━━━ GIVEN DATA
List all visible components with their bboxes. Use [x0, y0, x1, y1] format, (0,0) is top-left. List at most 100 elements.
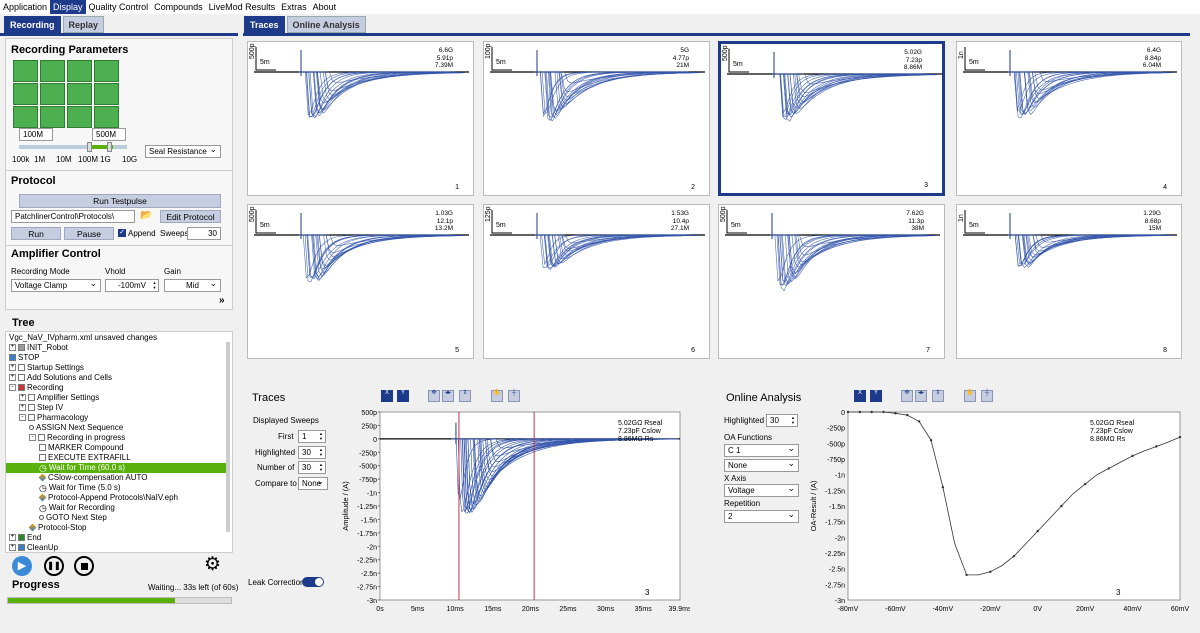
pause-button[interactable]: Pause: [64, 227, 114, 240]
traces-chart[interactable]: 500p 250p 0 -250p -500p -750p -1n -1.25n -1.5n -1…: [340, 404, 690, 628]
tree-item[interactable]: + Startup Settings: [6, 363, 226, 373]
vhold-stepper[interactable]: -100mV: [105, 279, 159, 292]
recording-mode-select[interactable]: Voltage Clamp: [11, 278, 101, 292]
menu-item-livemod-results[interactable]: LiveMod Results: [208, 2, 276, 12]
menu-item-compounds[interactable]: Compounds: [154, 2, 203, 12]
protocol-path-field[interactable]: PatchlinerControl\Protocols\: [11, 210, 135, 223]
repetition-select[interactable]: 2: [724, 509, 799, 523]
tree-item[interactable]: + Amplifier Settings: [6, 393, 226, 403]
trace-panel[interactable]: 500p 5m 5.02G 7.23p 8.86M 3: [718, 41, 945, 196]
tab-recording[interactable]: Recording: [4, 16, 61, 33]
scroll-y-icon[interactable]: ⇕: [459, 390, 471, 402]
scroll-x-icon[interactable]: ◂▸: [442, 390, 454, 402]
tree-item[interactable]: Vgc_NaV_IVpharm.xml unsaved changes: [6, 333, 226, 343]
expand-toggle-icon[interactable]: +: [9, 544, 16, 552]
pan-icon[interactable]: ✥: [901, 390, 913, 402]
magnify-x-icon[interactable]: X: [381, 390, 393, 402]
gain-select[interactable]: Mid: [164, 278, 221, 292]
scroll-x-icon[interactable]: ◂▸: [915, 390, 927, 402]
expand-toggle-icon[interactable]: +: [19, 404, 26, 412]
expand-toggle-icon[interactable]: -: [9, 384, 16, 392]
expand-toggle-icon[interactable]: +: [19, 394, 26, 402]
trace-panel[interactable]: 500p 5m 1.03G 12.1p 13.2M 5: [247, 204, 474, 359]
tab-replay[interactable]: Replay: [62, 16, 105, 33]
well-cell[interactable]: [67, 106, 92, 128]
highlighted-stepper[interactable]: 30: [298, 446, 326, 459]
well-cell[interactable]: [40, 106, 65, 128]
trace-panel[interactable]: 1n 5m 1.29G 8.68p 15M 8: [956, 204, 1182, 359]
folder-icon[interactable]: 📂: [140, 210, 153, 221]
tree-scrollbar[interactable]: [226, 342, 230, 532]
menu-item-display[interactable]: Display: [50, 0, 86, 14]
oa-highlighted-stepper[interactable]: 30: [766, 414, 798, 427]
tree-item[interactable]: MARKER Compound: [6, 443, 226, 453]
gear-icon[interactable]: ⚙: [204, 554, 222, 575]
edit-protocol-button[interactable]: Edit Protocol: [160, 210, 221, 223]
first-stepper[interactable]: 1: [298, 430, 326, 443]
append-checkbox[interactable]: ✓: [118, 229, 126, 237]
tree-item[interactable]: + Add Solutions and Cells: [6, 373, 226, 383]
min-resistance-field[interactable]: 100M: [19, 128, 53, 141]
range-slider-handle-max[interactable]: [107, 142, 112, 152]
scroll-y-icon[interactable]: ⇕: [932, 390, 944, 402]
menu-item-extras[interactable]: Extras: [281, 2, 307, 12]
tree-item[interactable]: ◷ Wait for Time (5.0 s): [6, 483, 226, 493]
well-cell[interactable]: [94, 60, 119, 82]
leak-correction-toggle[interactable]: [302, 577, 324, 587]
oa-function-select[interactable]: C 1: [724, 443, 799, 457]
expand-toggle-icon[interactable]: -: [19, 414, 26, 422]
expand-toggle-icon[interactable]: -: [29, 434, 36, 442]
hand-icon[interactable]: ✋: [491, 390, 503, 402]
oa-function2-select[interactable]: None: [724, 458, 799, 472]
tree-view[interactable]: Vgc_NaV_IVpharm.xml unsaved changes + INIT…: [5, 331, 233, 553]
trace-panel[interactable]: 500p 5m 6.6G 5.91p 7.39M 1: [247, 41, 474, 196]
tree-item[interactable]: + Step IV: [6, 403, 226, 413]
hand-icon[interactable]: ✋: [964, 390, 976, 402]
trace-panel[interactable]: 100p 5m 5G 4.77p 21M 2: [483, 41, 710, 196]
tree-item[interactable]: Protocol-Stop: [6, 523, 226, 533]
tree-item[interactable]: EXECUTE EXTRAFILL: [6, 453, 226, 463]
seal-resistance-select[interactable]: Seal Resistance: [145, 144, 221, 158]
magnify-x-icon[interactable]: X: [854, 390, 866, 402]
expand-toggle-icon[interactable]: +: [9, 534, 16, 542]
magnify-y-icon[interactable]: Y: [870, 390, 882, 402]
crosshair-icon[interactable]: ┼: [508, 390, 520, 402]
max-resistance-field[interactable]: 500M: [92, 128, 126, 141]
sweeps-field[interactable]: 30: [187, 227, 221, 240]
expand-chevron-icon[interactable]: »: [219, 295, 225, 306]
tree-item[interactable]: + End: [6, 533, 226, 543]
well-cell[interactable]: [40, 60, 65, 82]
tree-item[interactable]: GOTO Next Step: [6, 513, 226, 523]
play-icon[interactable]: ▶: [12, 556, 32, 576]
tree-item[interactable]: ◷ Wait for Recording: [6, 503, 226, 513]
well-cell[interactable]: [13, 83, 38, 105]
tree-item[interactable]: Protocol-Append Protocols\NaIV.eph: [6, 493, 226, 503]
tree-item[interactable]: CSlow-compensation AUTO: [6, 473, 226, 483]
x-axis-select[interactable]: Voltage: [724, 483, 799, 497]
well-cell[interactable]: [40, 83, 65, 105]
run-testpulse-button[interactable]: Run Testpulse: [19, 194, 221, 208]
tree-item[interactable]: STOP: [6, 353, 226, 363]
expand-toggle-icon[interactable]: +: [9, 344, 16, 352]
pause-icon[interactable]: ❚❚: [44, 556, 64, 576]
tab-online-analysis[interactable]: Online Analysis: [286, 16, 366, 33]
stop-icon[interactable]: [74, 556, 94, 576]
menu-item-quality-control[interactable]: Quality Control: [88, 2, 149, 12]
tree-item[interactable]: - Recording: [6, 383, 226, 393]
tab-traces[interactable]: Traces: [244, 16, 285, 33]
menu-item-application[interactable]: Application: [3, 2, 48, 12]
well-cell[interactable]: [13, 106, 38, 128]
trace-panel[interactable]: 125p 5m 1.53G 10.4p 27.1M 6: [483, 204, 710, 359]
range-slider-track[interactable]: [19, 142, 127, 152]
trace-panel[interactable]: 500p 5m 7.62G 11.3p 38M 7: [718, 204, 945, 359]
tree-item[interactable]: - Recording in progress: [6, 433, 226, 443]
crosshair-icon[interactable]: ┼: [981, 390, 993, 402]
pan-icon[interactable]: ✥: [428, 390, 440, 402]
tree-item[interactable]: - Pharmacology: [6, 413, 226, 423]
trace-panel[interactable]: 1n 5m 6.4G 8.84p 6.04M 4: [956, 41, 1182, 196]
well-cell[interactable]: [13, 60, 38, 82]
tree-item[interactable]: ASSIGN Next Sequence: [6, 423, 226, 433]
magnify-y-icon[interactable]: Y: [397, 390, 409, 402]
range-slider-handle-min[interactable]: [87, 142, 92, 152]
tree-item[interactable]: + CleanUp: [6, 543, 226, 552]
━━━━━━
◆ ABOUT THIS TASK
Would you set down each line of the listing above exactly, apart from the pictures?

◆ TASK RESULT
List all visible components with their bboxes. Use [x0, y0, x1, y1] format, (0,0) is top-left. List at most 100 elements.
pause-button[interactable]: Pause: [64, 227, 114, 240]
traces-chart[interactable]: 500p 250p 0 -250p -500p -750p -1n -1.25n -1.5n -1…: [340, 404, 690, 628]
tree-item[interactable]: + Startup Settings: [6, 363, 226, 373]
vhold-stepper[interactable]: -100mV: [105, 279, 159, 292]
recording-mode-select[interactable]: Voltage Clamp: [11, 278, 101, 292]
menu-item-livemod-results[interactable]: LiveMod Results: [208, 2, 276, 12]
menu-item-compounds[interactable]: Compounds: [154, 2, 203, 12]
protocol-path-field[interactable]: PatchlinerControl\Protocols\: [11, 210, 135, 223]
repetition-select[interactable]: 2: [724, 509, 799, 523]
tree-item[interactable]: + Amplifier Settings: [6, 393, 226, 403]
trace-panel[interactable]: 500p 5m 5.02G 7.23p 8.86M 3: [718, 41, 945, 196]
tab-recording[interactable]: Recording: [4, 16, 61, 33]
scroll-y-icon[interactable]: ⇕: [459, 390, 471, 402]
scroll-x-icon[interactable]: ◂▸: [442, 390, 454, 402]
tree-item[interactable]: Vgc_NaV_IVpharm.xml unsaved changes: [6, 333, 226, 343]
expand-toggle-icon[interactable]: +: [9, 544, 16, 552]
pan-icon[interactable]: ✥: [901, 390, 913, 402]
magnify-x-icon[interactable]: X: [381, 390, 393, 402]
gain-select[interactable]: Mid: [164, 278, 221, 292]
scroll-x-icon[interactable]: ◂▸: [915, 390, 927, 402]
expand-toggle-icon[interactable]: +: [19, 404, 26, 412]
expand-toggle-icon[interactable]: -: [9, 384, 16, 392]
expand-toggle-icon[interactable]: +: [19, 394, 26, 402]
trace-panel[interactable]: 500p 5m 1.03G 12.1p 13.2M 5: [247, 204, 474, 359]
tab-replay[interactable]: Replay: [62, 16, 105, 33]
well-cell[interactable]: [67, 106, 92, 128]
highlighted-stepper[interactable]: 30: [298, 446, 326, 459]
well-cell[interactable]: [40, 106, 65, 128]
trace-panel[interactable]: 1n 5m 1.29G 8.68p 15M 8: [956, 204, 1182, 359]
folder-icon[interactable]: 📂: [140, 210, 153, 221]
tree-scrollbar[interactable]: [226, 342, 230, 532]
menu-item-display[interactable]: Display: [50, 0, 86, 14]
oa-highlighted-stepper[interactable]: 30: [766, 414, 798, 427]
tree-item[interactable]: MARKER Compound: [6, 443, 226, 453]
gear-icon[interactable]: ⚙: [204, 554, 222, 575]
edit-protocol-button[interactable]: Edit Protocol: [160, 210, 221, 223]
first-stepper[interactable]: 1: [298, 430, 326, 443]
append-checkbox[interactable]: ✓: [118, 229, 126, 237]
tree-item[interactable]: + Add Solutions and Cells: [6, 373, 226, 383]
min-resistance-field[interactable]: 100M: [19, 128, 53, 141]
range-slider-handle-max[interactable]: [107, 142, 112, 152]
scroll-y-icon[interactable]: ⇕: [932, 390, 944, 402]
menu-item-extras[interactable]: Extras: [281, 2, 307, 12]
tree-item[interactable]: ◷ Wait for Time (5.0 s): [6, 483, 226, 493]
well-cell[interactable]: [94, 60, 119, 82]
leak-correction-toggle[interactable]: [302, 577, 324, 587]
oa-function-select[interactable]: C 1: [724, 443, 799, 457]
expand-toggle-icon[interactable]: -: [19, 414, 26, 422]
expand-toggle-icon[interactable]: -: [29, 434, 36, 442]
hand-icon[interactable]: ✋: [491, 390, 503, 402]
oa-function2-select[interactable]: None: [724, 458, 799, 472]
tree-view[interactable]: Vgc_NaV_IVpharm.xml unsaved changes + INIT…: [5, 331, 233, 553]
trace-panel[interactable]: 500p 5m 6.6G 5.91p 7.39M 1: [247, 41, 474, 196]
tree-item[interactable]: + Step IV: [6, 403, 226, 413]
hand-icon[interactable]: ✋: [964, 390, 976, 402]
trace-panel[interactable]: 100p 5m 5G 4.77p 21M 2: [483, 41, 710, 196]
tree-item[interactable]: Protocol-Stop: [6, 523, 226, 533]
tree-item[interactable]: EXECUTE EXTRAFILL: [6, 453, 226, 463]
seal-resistance-select[interactable]: Seal Resistance: [145, 144, 221, 158]
magnify-x-icon[interactable]: X: [854, 390, 866, 402]
expand-toggle-icon[interactable]: +: [9, 534, 16, 542]
magnify-y-icon[interactable]: Y: [870, 390, 882, 402]
crosshair-icon[interactable]: ┼: [508, 390, 520, 402]
max-resistance-field[interactable]: 500M: [92, 128, 126, 141]
sweeps-field[interactable]: 30: [187, 227, 221, 240]
expand-chevron-icon[interactable]: »: [219, 295, 225, 306]
tree-item[interactable]: + End: [6, 533, 226, 543]
well-cell[interactable]: [40, 60, 65, 82]
tree-item[interactable]: GOTO Next Step: [6, 513, 226, 523]
play-icon[interactable]: ▶: [12, 556, 32, 576]
tree-item[interactable]: ◷ Wait for Recording: [6, 503, 226, 513]
well-cell[interactable]: [13, 83, 38, 105]
tree-item[interactable]: Protocol-Append Protocols\NaIV.eph: [6, 493, 226, 503]
tree-item[interactable]: CSlow-compensation AUTO: [6, 473, 226, 483]
x-axis-select[interactable]: Voltage: [724, 483, 799, 497]
well-cell[interactable]: [40, 83, 65, 105]
run-testpulse-button[interactable]: Run Testpulse: [19, 194, 221, 208]
tree-item[interactable]: STOP: [6, 353, 226, 363]
expand-toggle-icon[interactable]: +: [9, 344, 16, 352]
pause-icon[interactable]: ❚❚: [44, 556, 64, 576]
tab-online-analysis[interactable]: Online Analysis: [286, 16, 366, 33]
stop-icon[interactable]: [74, 556, 94, 576]
menu-item-quality-control[interactable]: Quality Control: [88, 2, 149, 12]
tree-item[interactable]: - Recording: [6, 383, 226, 393]
tab-traces[interactable]: Traces: [244, 16, 285, 33]
menu-item-application[interactable]: Application: [3, 2, 48, 12]
well-cell[interactable]: [13, 106, 38, 128]
trace-panel[interactable]: 125p 5m 1.53G 10.4p 27.1M 6: [483, 204, 710, 359]
range-slider-track[interactable]: [19, 142, 127, 152]
trace-panel[interactable]: 500p 5m 7.62G 11.3p 38M 7: [718, 204, 945, 359]
tree-item[interactable]: - Recording in progress: [6, 433, 226, 443]
crosshair-icon[interactable]: ┼: [981, 390, 993, 402]
pan-icon[interactable]: ✥: [428, 390, 440, 402]
tree-item[interactable]: - Pharmacology: [6, 413, 226, 423]
trace-panel[interactable]: 1n 5m 6.4G 8.84p 6.04M 4: [956, 41, 1182, 196]
well-cell[interactable]: [13, 60, 38, 82]
tree-item[interactable]: ASSIGN Next Sequence: [6, 423, 226, 433]
magnify-y-icon[interactable]: Y: [397, 390, 409, 402]
range-slider-handle-min[interactable]: [87, 142, 92, 152]
tree-item[interactable]: + CleanUp: [6, 543, 226, 552]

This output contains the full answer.